━━━ Provided records ━━━

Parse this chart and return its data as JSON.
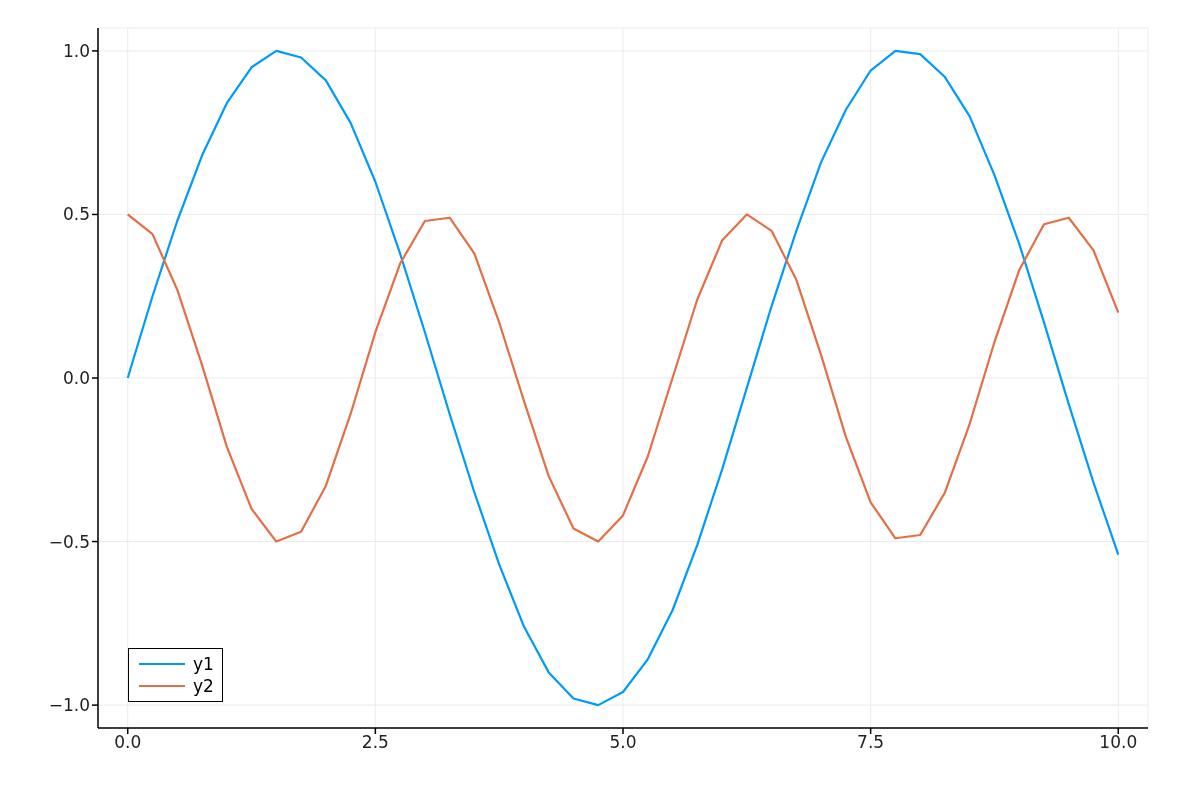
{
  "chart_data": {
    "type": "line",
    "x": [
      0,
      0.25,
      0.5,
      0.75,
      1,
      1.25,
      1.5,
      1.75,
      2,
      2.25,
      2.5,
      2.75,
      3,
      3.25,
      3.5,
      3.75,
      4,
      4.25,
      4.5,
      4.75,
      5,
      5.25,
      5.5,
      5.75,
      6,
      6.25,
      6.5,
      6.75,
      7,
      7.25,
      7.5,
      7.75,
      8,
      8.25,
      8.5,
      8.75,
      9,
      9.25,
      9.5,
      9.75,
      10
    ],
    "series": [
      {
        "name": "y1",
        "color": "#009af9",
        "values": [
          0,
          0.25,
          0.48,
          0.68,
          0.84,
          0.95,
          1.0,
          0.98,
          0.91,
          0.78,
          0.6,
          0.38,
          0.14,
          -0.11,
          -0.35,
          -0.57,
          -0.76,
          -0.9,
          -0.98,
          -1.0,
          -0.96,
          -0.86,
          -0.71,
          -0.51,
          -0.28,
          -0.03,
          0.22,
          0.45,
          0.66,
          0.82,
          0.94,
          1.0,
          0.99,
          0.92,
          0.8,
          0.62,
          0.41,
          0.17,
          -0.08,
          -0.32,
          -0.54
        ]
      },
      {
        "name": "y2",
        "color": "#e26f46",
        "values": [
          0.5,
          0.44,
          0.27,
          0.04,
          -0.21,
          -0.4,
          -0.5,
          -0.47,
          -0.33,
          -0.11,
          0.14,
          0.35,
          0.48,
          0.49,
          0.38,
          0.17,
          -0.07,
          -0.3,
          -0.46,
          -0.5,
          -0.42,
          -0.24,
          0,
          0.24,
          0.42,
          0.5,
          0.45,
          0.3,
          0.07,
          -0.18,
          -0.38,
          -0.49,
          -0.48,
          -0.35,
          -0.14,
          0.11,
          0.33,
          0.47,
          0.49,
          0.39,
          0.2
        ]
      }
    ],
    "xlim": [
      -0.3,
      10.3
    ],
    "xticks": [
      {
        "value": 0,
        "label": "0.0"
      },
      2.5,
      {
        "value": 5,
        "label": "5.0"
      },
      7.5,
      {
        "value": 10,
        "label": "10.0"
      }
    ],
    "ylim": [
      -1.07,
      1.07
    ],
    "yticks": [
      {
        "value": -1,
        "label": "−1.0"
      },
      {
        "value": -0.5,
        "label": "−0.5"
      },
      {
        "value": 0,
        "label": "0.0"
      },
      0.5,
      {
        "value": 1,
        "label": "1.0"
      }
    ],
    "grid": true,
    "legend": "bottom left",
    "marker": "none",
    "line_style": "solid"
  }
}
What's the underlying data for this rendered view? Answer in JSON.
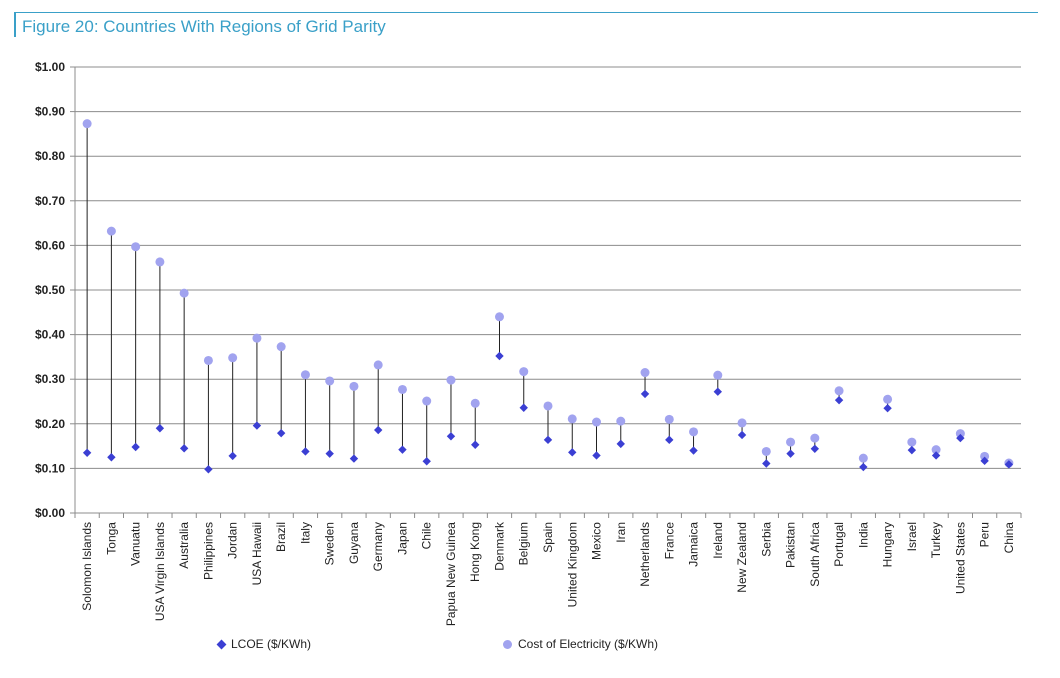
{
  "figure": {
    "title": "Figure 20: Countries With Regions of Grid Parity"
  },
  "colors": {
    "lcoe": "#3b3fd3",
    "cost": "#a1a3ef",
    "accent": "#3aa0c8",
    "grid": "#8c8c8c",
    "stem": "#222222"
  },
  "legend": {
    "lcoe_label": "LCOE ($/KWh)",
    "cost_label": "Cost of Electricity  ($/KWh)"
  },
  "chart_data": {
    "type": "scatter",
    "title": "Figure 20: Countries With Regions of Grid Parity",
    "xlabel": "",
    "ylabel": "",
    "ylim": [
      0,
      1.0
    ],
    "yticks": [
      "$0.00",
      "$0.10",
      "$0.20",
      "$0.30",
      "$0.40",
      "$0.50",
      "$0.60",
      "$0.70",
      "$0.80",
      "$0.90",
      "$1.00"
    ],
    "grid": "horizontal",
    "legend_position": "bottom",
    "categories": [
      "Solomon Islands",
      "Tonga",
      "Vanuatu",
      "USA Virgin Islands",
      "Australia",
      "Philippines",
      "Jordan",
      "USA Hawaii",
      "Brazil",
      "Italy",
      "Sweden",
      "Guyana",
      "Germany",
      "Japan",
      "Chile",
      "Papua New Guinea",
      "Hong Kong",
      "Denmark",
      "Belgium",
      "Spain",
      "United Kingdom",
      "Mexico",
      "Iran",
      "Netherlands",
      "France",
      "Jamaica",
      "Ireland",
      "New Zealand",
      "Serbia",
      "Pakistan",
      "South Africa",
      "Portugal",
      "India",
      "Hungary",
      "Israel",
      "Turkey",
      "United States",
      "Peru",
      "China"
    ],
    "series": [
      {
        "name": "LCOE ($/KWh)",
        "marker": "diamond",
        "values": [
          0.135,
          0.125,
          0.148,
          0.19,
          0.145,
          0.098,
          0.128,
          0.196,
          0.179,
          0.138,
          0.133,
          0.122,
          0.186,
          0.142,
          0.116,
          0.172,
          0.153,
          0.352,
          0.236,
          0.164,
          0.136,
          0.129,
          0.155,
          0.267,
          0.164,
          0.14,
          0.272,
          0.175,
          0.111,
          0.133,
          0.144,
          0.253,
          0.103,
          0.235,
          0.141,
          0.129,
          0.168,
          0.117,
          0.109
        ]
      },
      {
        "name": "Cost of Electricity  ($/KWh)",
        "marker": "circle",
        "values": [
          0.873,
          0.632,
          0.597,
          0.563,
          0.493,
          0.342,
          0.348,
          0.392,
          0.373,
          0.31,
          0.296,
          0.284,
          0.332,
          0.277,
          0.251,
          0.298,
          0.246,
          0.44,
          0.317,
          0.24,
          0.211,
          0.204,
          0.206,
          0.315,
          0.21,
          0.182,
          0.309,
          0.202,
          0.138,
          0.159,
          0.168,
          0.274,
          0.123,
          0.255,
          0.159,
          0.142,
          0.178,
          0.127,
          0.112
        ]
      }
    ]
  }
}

━━━

◆ **Challenge**: Return each line from the material above exactly, but not the pictures.

◆ **Completed exercise**:
Parse this chart and return its data as JSON.
{
  "chart_data": {
    "type": "line",
    "x": [
      0,
      0.25,
      0.5,
      0.75,
      1,
      1.25,
      1.5,
      1.75,
      2,
      2.25,
      2.5,
      2.75,
      3,
      3.25,
      3.5,
      3.75,
      4,
      4.25,
      4.5,
      4.75,
      5,
      5.25,
      5.5,
      5.75,
      6,
      6.25,
      6.5,
      6.75,
      7,
      7.25,
      7.5,
      7.75,
      8,
      8.25,
      8.5,
      8.75,
      9,
      9.25,
      9.5,
      9.75,
      10
    ],
    "series": [
      {
        "name": "y1",
        "color": "#009af9",
        "values": [
          0,
          0.25,
          0.48,
          0.68,
          0.84,
          0.95,
          1.0,
          0.98,
          0.91,
          0.78,
          0.6,
          0.38,
          0.14,
          -0.11,
          -0.35,
          -0.57,
          -0.76,
          -0.9,
          -0.98,
          -1.0,
          -0.96,
          -0.86,
          -0.71,
          -0.51,
          -0.28,
          -0.03,
          0.22,
          0.45,
          0.66,
          0.82,
          0.94,
          1.0,
          0.99,
          0.92,
          0.8,
          0.62,
          0.41,
          0.17,
          -0.08,
          -0.32,
          -0.54
        ]
      },
      {
        "name": "y2",
        "color": "#e26f46",
        "values": [
          0.5,
          0.44,
          0.27,
          0.04,
          -0.21,
          -0.4,
          -0.5,
          -0.47,
          -0.33,
          -0.11,
          0.14,
          0.35,
          0.48,
          0.49,
          0.38,
          0.17,
          -0.07,
          -0.3,
          -0.46,
          -0.5,
          -0.42,
          -0.24,
          0,
          0.24,
          0.42,
          0.5,
          0.45,
          0.3,
          0.07,
          -0.18,
          -0.38,
          -0.49,
          -0.48,
          -0.35,
          -0.14,
          0.11,
          0.33,
          0.47,
          0.49,
          0.39,
          0.2
        ]
      }
    ],
    "xlim": [
      -0.3,
      10.3
    ],
    "xticks": [
      {
        "value": 0,
        "label": "0.0"
      },
      2.5,
      {
        "value": 5,
        "label": "5.0"
      },
      7.5,
      {
        "value": 10,
        "label": "10.0"
      }
    ],
    "ylim": [
      -1.07,
      1.07
    ],
    "yticks": [
      {
        "value": -1,
        "label": "−1.0"
      },
      {
        "value": -0.5,
        "label": "−0.5"
      },
      {
        "value": 0,
        "label": "0.0"
      },
      0.5,
      {
        "value": 1,
        "label": "1.0"
      }
    ],
    "grid": true,
    "legend": "bottom left",
    "marker": "none",
    "line_style": "solid"
  }
}
What's the underlying data for this rendered view? Answer in JSON.
{
  "figure": {
    "title": "Figure 20: Countries With Regions of Grid Parity"
  },
  "colors": {
    "lcoe": "#3b3fd3",
    "cost": "#a1a3ef",
    "accent": "#3aa0c8",
    "grid": "#8c8c8c",
    "stem": "#222222"
  },
  "legend": {
    "lcoe_label": "LCOE ($/KWh)",
    "cost_label": "Cost of Electricity  ($/KWh)"
  },
  "chart_data": {
    "type": "scatter",
    "title": "Figure 20: Countries With Regions of Grid Parity",
    "xlabel": "",
    "ylabel": "",
    "ylim": [
      0,
      1.0
    ],
    "yticks": [
      "$0.00",
      "$0.10",
      "$0.20",
      "$0.30",
      "$0.40",
      "$0.50",
      "$0.60",
      "$0.70",
      "$0.80",
      "$0.90",
      "$1.00"
    ],
    "grid": "horizontal",
    "legend_position": "bottom",
    "categories": [
      "Solomon Islands",
      "Tonga",
      "Vanuatu",
      "USA Virgin Islands",
      "Australia",
      "Philippines",
      "Jordan",
      "USA Hawaii",
      "Brazil",
      "Italy",
      "Sweden",
      "Guyana",
      "Germany",
      "Japan",
      "Chile",
      "Papua New Guinea",
      "Hong Kong",
      "Denmark",
      "Belgium",
      "Spain",
      "United Kingdom",
      "Mexico",
      "Iran",
      "Netherlands",
      "France",
      "Jamaica",
      "Ireland",
      "New Zealand",
      "Serbia",
      "Pakistan",
      "South Africa",
      "Portugal",
      "India",
      "Hungary",
      "Israel",
      "Turkey",
      "United States",
      "Peru",
      "China"
    ],
    "series": [
      {
        "name": "LCOE ($/KWh)",
        "marker": "diamond",
        "values": [
          0.135,
          0.125,
          0.148,
          0.19,
          0.145,
          0.098,
          0.128,
          0.196,
          0.179,
          0.138,
          0.133,
          0.122,
          0.186,
          0.142,
          0.116,
          0.172,
          0.153,
          0.352,
          0.236,
          0.164,
          0.136,
          0.129,
          0.155,
          0.267,
          0.164,
          0.14,
          0.272,
          0.175,
          0.111,
          0.133,
          0.144,
          0.253,
          0.103,
          0.235,
          0.141,
          0.129,
          0.168,
          0.117,
          0.109
        ]
      },
      {
        "name": "Cost of Electricity  ($/KWh)",
        "marker": "circle",
        "values": [
          0.873,
          0.632,
          0.597,
          0.563,
          0.493,
          0.342,
          0.348,
          0.392,
          0.373,
          0.31,
          0.296,
          0.284,
          0.332,
          0.277,
          0.251,
          0.298,
          0.246,
          0.44,
          0.317,
          0.24,
          0.211,
          0.204,
          0.206,
          0.315,
          0.21,
          0.182,
          0.309,
          0.202,
          0.138,
          0.159,
          0.168,
          0.274,
          0.123,
          0.255,
          0.159,
          0.142,
          0.178,
          0.127,
          0.112
        ]
      }
    ]
  }
}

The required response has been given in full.